◆ Problem details
Leave out the pictures and repeat the data exactly.

◆ The records
____________

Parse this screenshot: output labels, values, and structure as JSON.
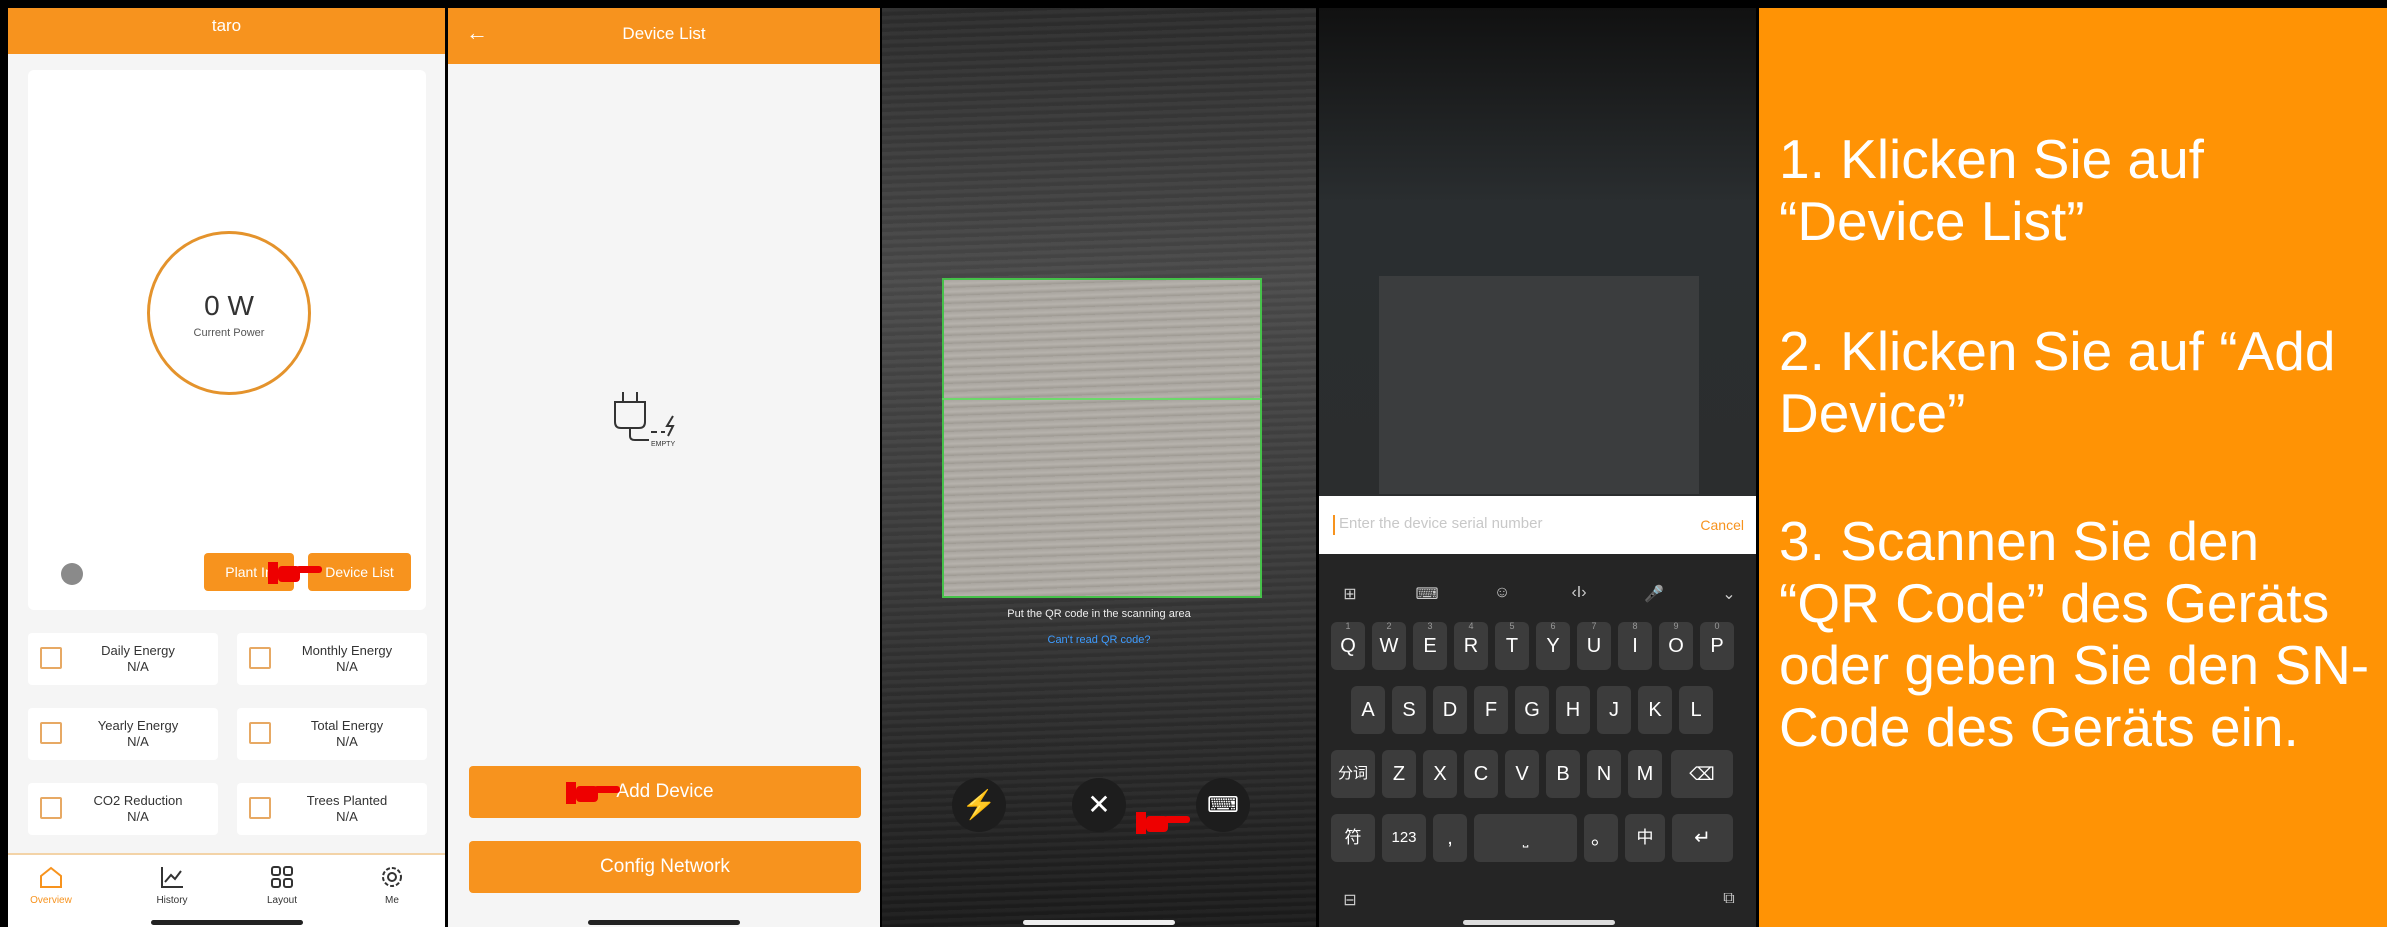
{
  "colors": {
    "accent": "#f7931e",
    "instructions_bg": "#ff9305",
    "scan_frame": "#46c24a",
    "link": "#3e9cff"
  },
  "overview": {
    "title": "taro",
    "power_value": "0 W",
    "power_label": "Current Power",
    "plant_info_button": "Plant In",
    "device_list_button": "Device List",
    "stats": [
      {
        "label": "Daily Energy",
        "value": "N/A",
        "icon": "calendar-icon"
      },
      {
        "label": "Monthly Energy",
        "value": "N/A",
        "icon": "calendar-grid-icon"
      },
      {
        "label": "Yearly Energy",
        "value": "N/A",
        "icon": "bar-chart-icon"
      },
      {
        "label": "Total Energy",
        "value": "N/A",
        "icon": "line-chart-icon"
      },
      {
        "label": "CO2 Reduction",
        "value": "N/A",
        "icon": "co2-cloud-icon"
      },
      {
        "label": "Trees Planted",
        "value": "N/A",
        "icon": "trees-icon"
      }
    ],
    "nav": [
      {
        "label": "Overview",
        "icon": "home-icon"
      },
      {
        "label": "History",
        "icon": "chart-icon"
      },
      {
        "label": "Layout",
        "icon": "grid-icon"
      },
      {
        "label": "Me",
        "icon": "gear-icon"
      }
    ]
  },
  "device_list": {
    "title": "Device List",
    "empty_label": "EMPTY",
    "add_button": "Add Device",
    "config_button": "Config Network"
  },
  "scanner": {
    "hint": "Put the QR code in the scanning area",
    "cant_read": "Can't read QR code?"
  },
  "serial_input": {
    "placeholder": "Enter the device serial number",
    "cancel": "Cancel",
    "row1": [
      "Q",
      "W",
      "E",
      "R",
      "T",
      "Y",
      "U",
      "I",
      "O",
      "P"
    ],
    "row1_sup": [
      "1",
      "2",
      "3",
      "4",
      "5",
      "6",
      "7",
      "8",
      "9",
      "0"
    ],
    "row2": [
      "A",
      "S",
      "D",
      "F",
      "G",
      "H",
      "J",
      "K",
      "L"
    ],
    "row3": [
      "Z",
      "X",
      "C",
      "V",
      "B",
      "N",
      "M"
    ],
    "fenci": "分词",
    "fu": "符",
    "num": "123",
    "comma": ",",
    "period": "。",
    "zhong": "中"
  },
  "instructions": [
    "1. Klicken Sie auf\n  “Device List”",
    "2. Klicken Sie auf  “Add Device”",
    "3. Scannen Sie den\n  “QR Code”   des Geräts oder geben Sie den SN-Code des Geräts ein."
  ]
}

____________

◆ Exercise result
Parse this screenshot: output labels, values, and structure as JSON.
{
  "colors": {
    "accent": "#f7931e",
    "instructions_bg": "#ff9305",
    "scan_frame": "#46c24a",
    "link": "#3e9cff"
  },
  "overview": {
    "title": "taro",
    "power_value": "0 W",
    "power_label": "Current Power",
    "plant_info_button": "Plant In",
    "device_list_button": "Device List",
    "stats": [
      {
        "label": "Daily Energy",
        "value": "N/A",
        "icon": "calendar-icon"
      },
      {
        "label": "Monthly Energy",
        "value": "N/A",
        "icon": "calendar-grid-icon"
      },
      {
        "label": "Yearly Energy",
        "value": "N/A",
        "icon": "bar-chart-icon"
      },
      {
        "label": "Total Energy",
        "value": "N/A",
        "icon": "line-chart-icon"
      },
      {
        "label": "CO2 Reduction",
        "value": "N/A",
        "icon": "co2-cloud-icon"
      },
      {
        "label": "Trees Planted",
        "value": "N/A",
        "icon": "trees-icon"
      }
    ],
    "nav": [
      {
        "label": "Overview",
        "icon": "home-icon"
      },
      {
        "label": "History",
        "icon": "chart-icon"
      },
      {
        "label": "Layout",
        "icon": "grid-icon"
      },
      {
        "label": "Me",
        "icon": "gear-icon"
      }
    ]
  },
  "device_list": {
    "title": "Device List",
    "empty_label": "EMPTY",
    "add_button": "Add Device",
    "config_button": "Config Network"
  },
  "scanner": {
    "hint": "Put the QR code in the scanning area",
    "cant_read": "Can't read QR code?"
  },
  "serial_input": {
    "placeholder": "Enter the device serial number",
    "cancel": "Cancel",
    "row1": [
      "Q",
      "W",
      "E",
      "R",
      "T",
      "Y",
      "U",
      "I",
      "O",
      "P"
    ],
    "row1_sup": [
      "1",
      "2",
      "3",
      "4",
      "5",
      "6",
      "7",
      "8",
      "9",
      "0"
    ],
    "row2": [
      "A",
      "S",
      "D",
      "F",
      "G",
      "H",
      "J",
      "K",
      "L"
    ],
    "row3": [
      "Z",
      "X",
      "C",
      "V",
      "B",
      "N",
      "M"
    ],
    "fenci": "分词",
    "fu": "符",
    "num": "123",
    "comma": ",",
    "period": "。",
    "zhong": "中"
  },
  "instructions": [
    "1. Klicken Sie auf\n  “Device List”",
    "2. Klicken Sie auf  “Add Device”",
    "3. Scannen Sie den\n  “QR Code”   des Geräts oder geben Sie den SN-Code des Geräts ein."
  ]
}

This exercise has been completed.